# [Source text]
====

The lifetime benefit of treatment for an individual person was calculated as the difference between the predicted median CVD-free life expectancy with and without treatment. Similarly, lifetime and 10-year absolute CVD risk reduction for individual persons were estimated by calculating the difference between the predicted 10-year CVD risk with and without treatment. The 95% confidence interval (CI) was calculated for the estimates, representing uncertainty of the model development, and relative effects of trial results. This was performed using bootstrap techniques. However, due to computational issues, bags of little bootstraps were necessary. First, 100 random samples without replacement of n^0.8 = 292, 024^0.8 = 23 569 patients were computed. In each random sample, 400 bootstrap samples were taken to obtain boundaries of 95% CIs. The average of all 100 upper and lower 95% CI gave the 95% CI around the predicted estimates.³⁷

Results

The selection of development and validation cohorts from the Swedish NDR is illustrated in Supplementary material online, Figure S1. Baseline characteristics of all study populations are described pooled by geographical origin in Table 1, and stratified by original study cohort in Supplementary material online, Table S2.

====

# [Given entries]
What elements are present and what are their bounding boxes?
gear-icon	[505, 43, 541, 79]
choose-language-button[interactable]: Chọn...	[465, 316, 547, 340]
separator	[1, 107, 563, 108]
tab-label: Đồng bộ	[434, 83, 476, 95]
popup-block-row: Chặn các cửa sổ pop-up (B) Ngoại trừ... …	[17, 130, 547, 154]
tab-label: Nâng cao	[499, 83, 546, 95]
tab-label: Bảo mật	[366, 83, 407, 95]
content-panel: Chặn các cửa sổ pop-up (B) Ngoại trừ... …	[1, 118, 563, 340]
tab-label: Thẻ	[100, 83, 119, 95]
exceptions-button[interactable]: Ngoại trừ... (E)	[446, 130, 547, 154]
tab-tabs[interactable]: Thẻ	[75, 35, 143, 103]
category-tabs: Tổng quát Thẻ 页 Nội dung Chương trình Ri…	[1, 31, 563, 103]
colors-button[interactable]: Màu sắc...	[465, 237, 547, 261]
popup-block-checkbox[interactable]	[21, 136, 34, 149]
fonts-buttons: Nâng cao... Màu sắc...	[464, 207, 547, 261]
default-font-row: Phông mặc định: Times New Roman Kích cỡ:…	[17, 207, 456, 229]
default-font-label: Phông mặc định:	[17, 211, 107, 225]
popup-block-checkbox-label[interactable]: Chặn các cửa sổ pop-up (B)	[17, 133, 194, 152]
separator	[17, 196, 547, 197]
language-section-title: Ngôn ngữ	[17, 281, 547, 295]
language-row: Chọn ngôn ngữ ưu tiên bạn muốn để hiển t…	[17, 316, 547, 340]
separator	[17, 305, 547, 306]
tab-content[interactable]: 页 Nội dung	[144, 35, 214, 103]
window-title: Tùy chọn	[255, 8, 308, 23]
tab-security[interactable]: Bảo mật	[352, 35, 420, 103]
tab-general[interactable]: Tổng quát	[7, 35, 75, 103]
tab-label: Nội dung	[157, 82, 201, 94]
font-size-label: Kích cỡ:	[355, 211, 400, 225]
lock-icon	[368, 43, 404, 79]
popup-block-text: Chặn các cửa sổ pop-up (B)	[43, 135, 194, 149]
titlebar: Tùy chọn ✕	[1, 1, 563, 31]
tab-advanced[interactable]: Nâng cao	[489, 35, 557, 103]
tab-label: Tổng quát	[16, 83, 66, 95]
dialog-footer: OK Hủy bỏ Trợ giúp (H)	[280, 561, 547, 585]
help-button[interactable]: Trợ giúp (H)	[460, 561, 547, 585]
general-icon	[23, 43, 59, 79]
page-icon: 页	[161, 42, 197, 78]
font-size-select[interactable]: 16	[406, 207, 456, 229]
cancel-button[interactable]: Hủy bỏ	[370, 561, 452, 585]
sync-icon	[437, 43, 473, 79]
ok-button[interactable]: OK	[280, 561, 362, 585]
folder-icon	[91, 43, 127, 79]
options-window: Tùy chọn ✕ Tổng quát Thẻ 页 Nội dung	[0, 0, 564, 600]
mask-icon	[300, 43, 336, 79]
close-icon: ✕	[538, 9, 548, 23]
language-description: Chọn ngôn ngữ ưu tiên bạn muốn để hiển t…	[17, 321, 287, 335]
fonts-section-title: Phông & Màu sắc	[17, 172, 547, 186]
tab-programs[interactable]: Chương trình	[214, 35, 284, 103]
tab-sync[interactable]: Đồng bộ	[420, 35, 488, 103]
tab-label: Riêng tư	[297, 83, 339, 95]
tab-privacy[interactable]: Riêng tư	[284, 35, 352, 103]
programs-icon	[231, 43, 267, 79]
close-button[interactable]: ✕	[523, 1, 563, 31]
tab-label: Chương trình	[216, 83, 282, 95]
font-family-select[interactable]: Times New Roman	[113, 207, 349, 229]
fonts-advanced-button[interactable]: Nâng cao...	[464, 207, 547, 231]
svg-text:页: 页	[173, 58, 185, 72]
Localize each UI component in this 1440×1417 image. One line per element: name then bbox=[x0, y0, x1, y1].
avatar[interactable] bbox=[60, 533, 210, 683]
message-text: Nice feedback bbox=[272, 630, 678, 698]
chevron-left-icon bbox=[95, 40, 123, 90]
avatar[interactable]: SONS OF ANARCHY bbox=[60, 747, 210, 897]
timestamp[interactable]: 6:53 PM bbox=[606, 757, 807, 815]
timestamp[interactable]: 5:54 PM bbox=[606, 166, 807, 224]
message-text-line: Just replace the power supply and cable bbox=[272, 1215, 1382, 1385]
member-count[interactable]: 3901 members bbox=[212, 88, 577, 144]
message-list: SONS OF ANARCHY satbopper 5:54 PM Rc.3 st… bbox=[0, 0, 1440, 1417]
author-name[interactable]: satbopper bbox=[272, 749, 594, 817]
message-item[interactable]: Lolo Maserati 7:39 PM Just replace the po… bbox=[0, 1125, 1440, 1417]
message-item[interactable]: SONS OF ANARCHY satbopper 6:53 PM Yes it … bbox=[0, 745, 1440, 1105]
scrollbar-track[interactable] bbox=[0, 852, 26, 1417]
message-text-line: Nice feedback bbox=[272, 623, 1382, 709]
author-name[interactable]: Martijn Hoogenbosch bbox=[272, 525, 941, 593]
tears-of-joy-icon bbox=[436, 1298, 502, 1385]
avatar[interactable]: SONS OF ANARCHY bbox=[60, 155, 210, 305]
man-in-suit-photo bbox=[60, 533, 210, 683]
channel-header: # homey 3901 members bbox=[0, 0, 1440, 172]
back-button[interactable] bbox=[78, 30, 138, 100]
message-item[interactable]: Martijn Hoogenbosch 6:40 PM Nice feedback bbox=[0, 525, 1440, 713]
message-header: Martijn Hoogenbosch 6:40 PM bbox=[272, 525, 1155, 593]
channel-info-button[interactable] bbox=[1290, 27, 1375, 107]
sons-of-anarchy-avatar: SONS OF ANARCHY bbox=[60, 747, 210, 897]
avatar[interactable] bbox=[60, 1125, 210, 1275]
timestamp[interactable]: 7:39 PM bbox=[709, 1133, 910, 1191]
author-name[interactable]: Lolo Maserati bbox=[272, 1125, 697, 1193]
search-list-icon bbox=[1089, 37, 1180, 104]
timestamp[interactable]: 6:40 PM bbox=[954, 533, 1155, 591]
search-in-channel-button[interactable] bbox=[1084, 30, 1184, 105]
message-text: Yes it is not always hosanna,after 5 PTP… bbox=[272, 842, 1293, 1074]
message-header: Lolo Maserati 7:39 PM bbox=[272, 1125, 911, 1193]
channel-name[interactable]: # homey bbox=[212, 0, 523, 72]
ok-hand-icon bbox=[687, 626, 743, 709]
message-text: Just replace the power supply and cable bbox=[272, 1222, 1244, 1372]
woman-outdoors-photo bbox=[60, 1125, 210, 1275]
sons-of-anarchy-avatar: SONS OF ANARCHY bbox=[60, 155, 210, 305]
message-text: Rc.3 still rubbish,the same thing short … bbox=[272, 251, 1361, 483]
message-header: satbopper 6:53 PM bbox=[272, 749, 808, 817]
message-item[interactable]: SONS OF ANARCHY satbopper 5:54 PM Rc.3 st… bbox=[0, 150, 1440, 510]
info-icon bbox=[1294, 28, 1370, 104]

====

# [Task 1]
In the text on cardiovascular treatment benefit, how many bootstrap samples were drawn within each random sample?
# [Task 2]
Write the next part of the text on cardiovascular treatment benefit, starting after its last sentence.

# [Answer area 1]
400 bootstrap samples were drawn in each random sample.

# [Answer area 2]
Table 1.

Baseline characteristics for study populations used in the Diabetes Lifetime-perspective prediction model pooled by geographical origin

	Derivation	Validation
Group size	NDR derivation (n = 292 024)	NDR validation (n = 97 342)	Western- Europe (n = 7742)	Eastern- Europe (n = 2142)	North- America (n = 14 590)	Asia and Oceania (n = 5580)	Scotland (n = 167 731)
Age (year)	65 (57–74)	65 (57–74)	65 (59–70)	65 (59–71)	63 (58–68)	65 (60–69)	60 (51–68)
Sex (male)	164 672 (56%)	54 584 (56%)	5074 (66%)	949 (44%)	8488 (58%)	3196 (57%)	96 989 (58%)
Current smoking	48 235 (17%)	16 206 (17%)	1419 (18%)	377 (18%)	1989 (14%)	741 (13%)	59 434 (35%)
Duration of diabetes mellitus (year)	2 (0–7)	2 (0–7)	2 (2–5)	7 (3–12)	6 (2–12)	7 (3–12)	0 (0–0)
Insulin treatment	49 388 (17%)	16 639 (17%)	606 (8%)	43 (2%)	3587 (25%)	84 (2%)	16 373 (10%)
Systolic blood pressure (mmHg)	140 (128–150)	140 (128–150)	150 (137–164)	148 (135–163)	139 (127–150)	141 (128–155)	135 (125–145)
Body mass index (kg/m²)	29 (26–33)	29 (26–33)	29 (26–32)	30 (27–33)	31 (28–35)	26 (24–29)	32 (28–36)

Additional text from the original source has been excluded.